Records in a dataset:
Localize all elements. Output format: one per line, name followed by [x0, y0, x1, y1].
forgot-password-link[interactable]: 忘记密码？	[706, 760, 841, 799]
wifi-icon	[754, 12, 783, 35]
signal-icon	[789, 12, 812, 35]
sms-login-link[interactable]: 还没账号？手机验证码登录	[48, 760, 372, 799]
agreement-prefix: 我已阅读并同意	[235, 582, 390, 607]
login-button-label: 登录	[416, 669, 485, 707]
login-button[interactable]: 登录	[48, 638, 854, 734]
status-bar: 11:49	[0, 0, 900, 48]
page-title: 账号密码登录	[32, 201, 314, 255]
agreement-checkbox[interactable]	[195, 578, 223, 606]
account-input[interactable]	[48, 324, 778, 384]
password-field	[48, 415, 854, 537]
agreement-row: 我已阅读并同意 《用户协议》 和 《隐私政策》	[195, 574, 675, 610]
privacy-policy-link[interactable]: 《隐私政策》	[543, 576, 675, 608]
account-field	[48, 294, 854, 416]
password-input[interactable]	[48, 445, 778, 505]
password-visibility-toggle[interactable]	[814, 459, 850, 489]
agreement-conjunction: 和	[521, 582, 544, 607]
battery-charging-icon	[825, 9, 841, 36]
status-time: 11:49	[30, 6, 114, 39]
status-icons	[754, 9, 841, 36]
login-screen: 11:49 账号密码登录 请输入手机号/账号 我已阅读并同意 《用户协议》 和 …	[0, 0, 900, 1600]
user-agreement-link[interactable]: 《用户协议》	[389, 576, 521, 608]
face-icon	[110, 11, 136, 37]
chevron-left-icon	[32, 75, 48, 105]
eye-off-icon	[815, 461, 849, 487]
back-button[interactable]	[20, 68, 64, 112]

▶ **SET TASK**
Find every line in the material above that contains the string "field", matching case exactly, and copy each of those lines.

▶ **EXERCISE ANSWER**
password-field	[48, 415, 854, 537]
account-field	[48, 294, 854, 416]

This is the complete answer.